**Records for the exercise:**
** Begin **
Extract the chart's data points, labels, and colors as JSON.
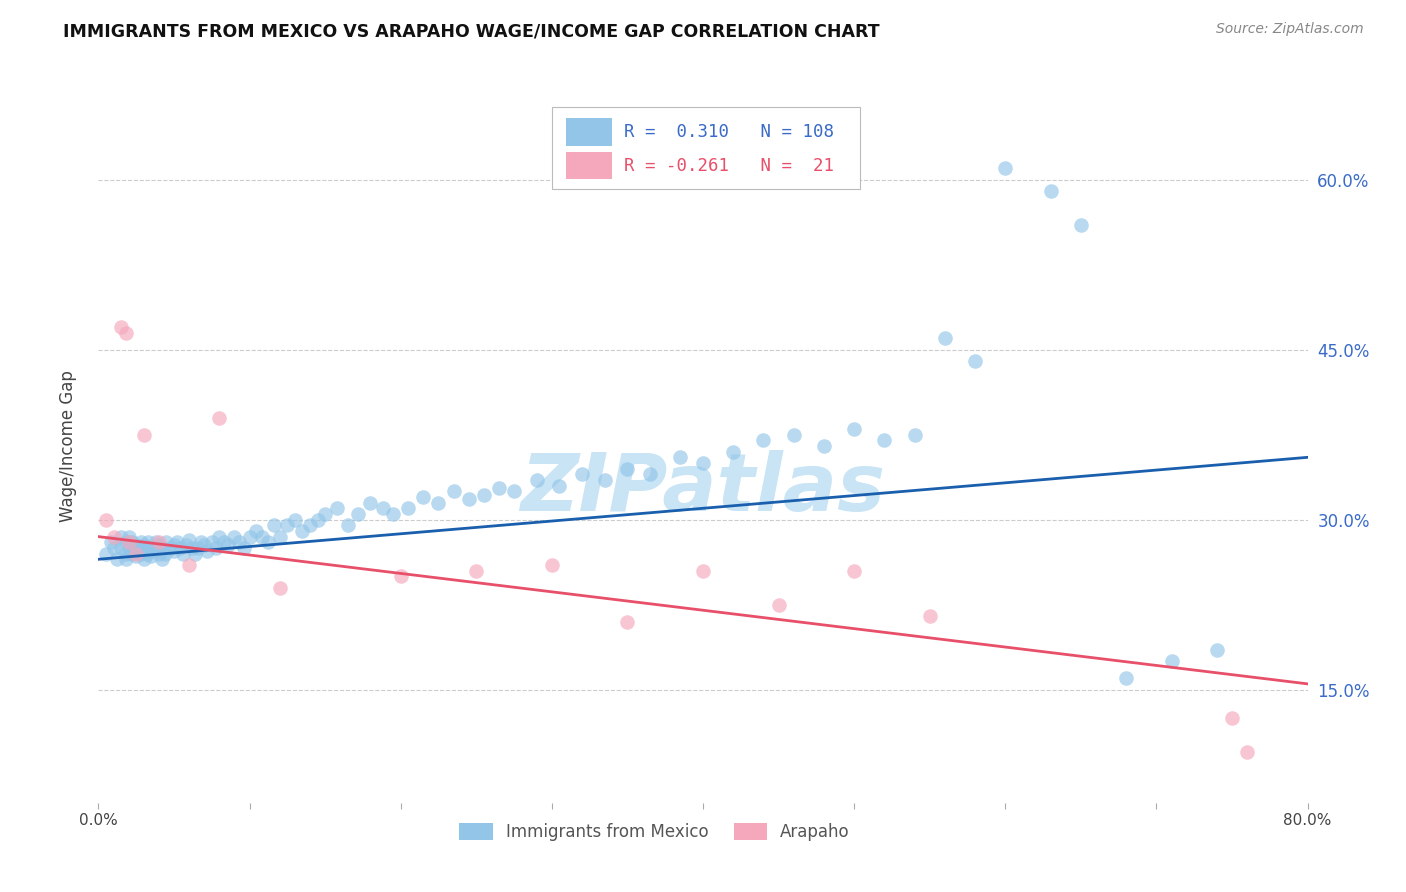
{
  "title": "IMMIGRANTS FROM MEXICO VS ARAPAHO WAGE/INCOME GAP CORRELATION CHART",
  "source": "Source: ZipAtlas.com",
  "ylabel": "Wage/Income Gap",
  "right_yticks": [
    0.15,
    0.3,
    0.45,
    0.6
  ],
  "right_yticklabels": [
    "15.0%",
    "30.0%",
    "45.0%",
    "60.0%"
  ],
  "xlim": [
    0.0,
    0.8
  ],
  "ylim": [
    0.05,
    0.68
  ],
  "legend_blue_R": "0.310",
  "legend_blue_N": "108",
  "legend_pink_R": "-0.261",
  "legend_pink_N": "21",
  "blue_scatter_color": "#92C5E8",
  "pink_scatter_color": "#F5A8BC",
  "blue_line_color": "#1A5FAD",
  "pink_line_color": "#E8506A",
  "scatter_alpha": 0.65,
  "scatter_size": 110,
  "blue_x": [
    0.005,
    0.008,
    0.01,
    0.012,
    0.015,
    0.015,
    0.018,
    0.018,
    0.018,
    0.02,
    0.02,
    0.02,
    0.022,
    0.022,
    0.022,
    0.025,
    0.025,
    0.025,
    0.027,
    0.028,
    0.028,
    0.03,
    0.03,
    0.03,
    0.032,
    0.032,
    0.033,
    0.035,
    0.035,
    0.037,
    0.038,
    0.04,
    0.04,
    0.042,
    0.042,
    0.044,
    0.045,
    0.048,
    0.05,
    0.05,
    0.052,
    0.054,
    0.056,
    0.058,
    0.06,
    0.062,
    0.064,
    0.066,
    0.068,
    0.07,
    0.072,
    0.075,
    0.078,
    0.08,
    0.083,
    0.086,
    0.09,
    0.093,
    0.096,
    0.1,
    0.104,
    0.108,
    0.112,
    0.116,
    0.12,
    0.125,
    0.13,
    0.135,
    0.14,
    0.145,
    0.15,
    0.158,
    0.165,
    0.172,
    0.18,
    0.188,
    0.195,
    0.205,
    0.215,
    0.225,
    0.235,
    0.245,
    0.255,
    0.265,
    0.275,
    0.29,
    0.305,
    0.32,
    0.335,
    0.35,
    0.365,
    0.385,
    0.4,
    0.42,
    0.44,
    0.46,
    0.48,
    0.5,
    0.52,
    0.54,
    0.56,
    0.58,
    0.6,
    0.63,
    0.65,
    0.68,
    0.71,
    0.74
  ],
  "blue_y": [
    0.27,
    0.28,
    0.275,
    0.265,
    0.285,
    0.275,
    0.27,
    0.28,
    0.265,
    0.275,
    0.28,
    0.285,
    0.275,
    0.27,
    0.28,
    0.278,
    0.272,
    0.268,
    0.275,
    0.27,
    0.28,
    0.272,
    0.278,
    0.265,
    0.27,
    0.275,
    0.28,
    0.272,
    0.268,
    0.275,
    0.28,
    0.27,
    0.278,
    0.275,
    0.265,
    0.27,
    0.28,
    0.275,
    0.272,
    0.278,
    0.28,
    0.275,
    0.27,
    0.278,
    0.282,
    0.275,
    0.27,
    0.275,
    0.28,
    0.278,
    0.272,
    0.28,
    0.275,
    0.285,
    0.28,
    0.278,
    0.285,
    0.28,
    0.275,
    0.285,
    0.29,
    0.285,
    0.28,
    0.295,
    0.285,
    0.295,
    0.3,
    0.29,
    0.295,
    0.3,
    0.305,
    0.31,
    0.295,
    0.305,
    0.315,
    0.31,
    0.305,
    0.31,
    0.32,
    0.315,
    0.325,
    0.318,
    0.322,
    0.328,
    0.325,
    0.335,
    0.33,
    0.34,
    0.335,
    0.345,
    0.34,
    0.355,
    0.35,
    0.36,
    0.37,
    0.375,
    0.365,
    0.38,
    0.37,
    0.375,
    0.46,
    0.44,
    0.61,
    0.59,
    0.56,
    0.16,
    0.175,
    0.185
  ],
  "pink_x": [
    0.005,
    0.01,
    0.015,
    0.018,
    0.02,
    0.025,
    0.03,
    0.04,
    0.06,
    0.08,
    0.12,
    0.2,
    0.25,
    0.3,
    0.35,
    0.4,
    0.45,
    0.5,
    0.55,
    0.75,
    0.76
  ],
  "pink_y": [
    0.3,
    0.285,
    0.47,
    0.465,
    0.28,
    0.27,
    0.375,
    0.28,
    0.26,
    0.39,
    0.24,
    0.25,
    0.255,
    0.26,
    0.21,
    0.255,
    0.225,
    0.255,
    0.215,
    0.125,
    0.095
  ],
  "watermark": "ZIPatlas",
  "watermark_color": "#C8E4F5",
  "legend_label_blue": "Immigrants from Mexico",
  "legend_label_pink": "Arapaho",
  "grid_color": "#CCCCCC",
  "grid_style": "--",
  "background_color": "#FFFFFF"
}
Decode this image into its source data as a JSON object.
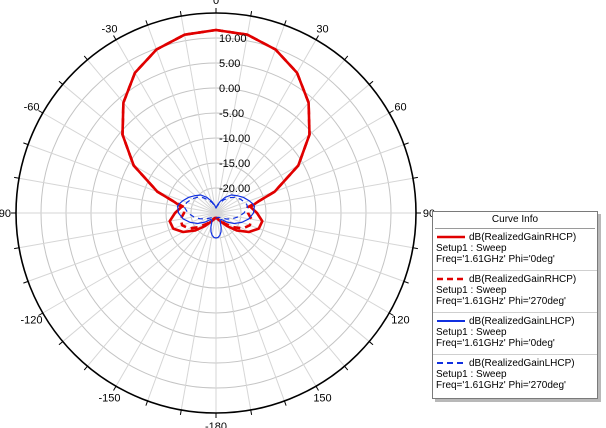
** End **
**Your instructions:**
Send back the data above word for word, with the pictures left out.

**Answer for this exercise:**
Extract the chart's data points, labels, and colors as JSON.
{
  "title": "IMMIGRANTS FROM MEXICO VS ARAPAHO WAGE/INCOME GAP CORRELATION CHART",
  "source": "Source: ZipAtlas.com",
  "ylabel": "Wage/Income Gap",
  "right_yticks": [
    0.15,
    0.3,
    0.45,
    0.6
  ],
  "right_yticklabels": [
    "15.0%",
    "30.0%",
    "45.0%",
    "60.0%"
  ],
  "xlim": [
    0.0,
    0.8
  ],
  "ylim": [
    0.05,
    0.68
  ],
  "legend_blue_R": "0.310",
  "legend_blue_N": "108",
  "legend_pink_R": "-0.261",
  "legend_pink_N": "21",
  "blue_scatter_color": "#92C5E8",
  "pink_scatter_color": "#F5A8BC",
  "blue_line_color": "#1A5FAD",
  "pink_line_color": "#E8506A",
  "scatter_alpha": 0.65,
  "scatter_size": 110,
  "blue_x": [
    0.005,
    0.008,
    0.01,
    0.012,
    0.015,
    0.015,
    0.018,
    0.018,
    0.018,
    0.02,
    0.02,
    0.02,
    0.022,
    0.022,
    0.022,
    0.025,
    0.025,
    0.025,
    0.027,
    0.028,
    0.028,
    0.03,
    0.03,
    0.03,
    0.032,
    0.032,
    0.033,
    0.035,
    0.035,
    0.037,
    0.038,
    0.04,
    0.04,
    0.042,
    0.042,
    0.044,
    0.045,
    0.048,
    0.05,
    0.05,
    0.052,
    0.054,
    0.056,
    0.058,
    0.06,
    0.062,
    0.064,
    0.066,
    0.068,
    0.07,
    0.072,
    0.075,
    0.078,
    0.08,
    0.083,
    0.086,
    0.09,
    0.093,
    0.096,
    0.1,
    0.104,
    0.108,
    0.112,
    0.116,
    0.12,
    0.125,
    0.13,
    0.135,
    0.14,
    0.145,
    0.15,
    0.158,
    0.165,
    0.172,
    0.18,
    0.188,
    0.195,
    0.205,
    0.215,
    0.225,
    0.235,
    0.245,
    0.255,
    0.265,
    0.275,
    0.29,
    0.305,
    0.32,
    0.335,
    0.35,
    0.365,
    0.385,
    0.4,
    0.42,
    0.44,
    0.46,
    0.48,
    0.5,
    0.52,
    0.54,
    0.56,
    0.58,
    0.6,
    0.63,
    0.65,
    0.68,
    0.71,
    0.74
  ],
  "blue_y": [
    0.27,
    0.28,
    0.275,
    0.265,
    0.285,
    0.275,
    0.27,
    0.28,
    0.265,
    0.275,
    0.28,
    0.285,
    0.275,
    0.27,
    0.28,
    0.278,
    0.272,
    0.268,
    0.275,
    0.27,
    0.28,
    0.272,
    0.278,
    0.265,
    0.27,
    0.275,
    0.28,
    0.272,
    0.268,
    0.275,
    0.28,
    0.27,
    0.278,
    0.275,
    0.265,
    0.27,
    0.28,
    0.275,
    0.272,
    0.278,
    0.28,
    0.275,
    0.27,
    0.278,
    0.282,
    0.275,
    0.27,
    0.275,
    0.28,
    0.278,
    0.272,
    0.28,
    0.275,
    0.285,
    0.28,
    0.278,
    0.285,
    0.28,
    0.275,
    0.285,
    0.29,
    0.285,
    0.28,
    0.295,
    0.285,
    0.295,
    0.3,
    0.29,
    0.295,
    0.3,
    0.305,
    0.31,
    0.295,
    0.305,
    0.315,
    0.31,
    0.305,
    0.31,
    0.32,
    0.315,
    0.325,
    0.318,
    0.322,
    0.328,
    0.325,
    0.335,
    0.33,
    0.34,
    0.335,
    0.345,
    0.34,
    0.355,
    0.35,
    0.36,
    0.37,
    0.375,
    0.365,
    0.38,
    0.37,
    0.375,
    0.46,
    0.44,
    0.61,
    0.59,
    0.56,
    0.16,
    0.175,
    0.185
  ],
  "pink_x": [
    0.005,
    0.01,
    0.015,
    0.018,
    0.02,
    0.025,
    0.03,
    0.04,
    0.06,
    0.08,
    0.12,
    0.2,
    0.25,
    0.3,
    0.35,
    0.4,
    0.45,
    0.5,
    0.55,
    0.75,
    0.76
  ],
  "pink_y": [
    0.3,
    0.285,
    0.47,
    0.465,
    0.28,
    0.27,
    0.375,
    0.28,
    0.26,
    0.39,
    0.24,
    0.25,
    0.255,
    0.26,
    0.21,
    0.255,
    0.225,
    0.255,
    0.215,
    0.125,
    0.095
  ],
  "watermark": "ZIPatlas",
  "watermark_color": "#C8E4F5",
  "legend_label_blue": "Immigrants from Mexico",
  "legend_label_pink": "Arapaho",
  "grid_color": "#CCCCCC",
  "grid_style": "--",
  "background_color": "#FFFFFF"
}
Decode this image into its source data as a JSON object.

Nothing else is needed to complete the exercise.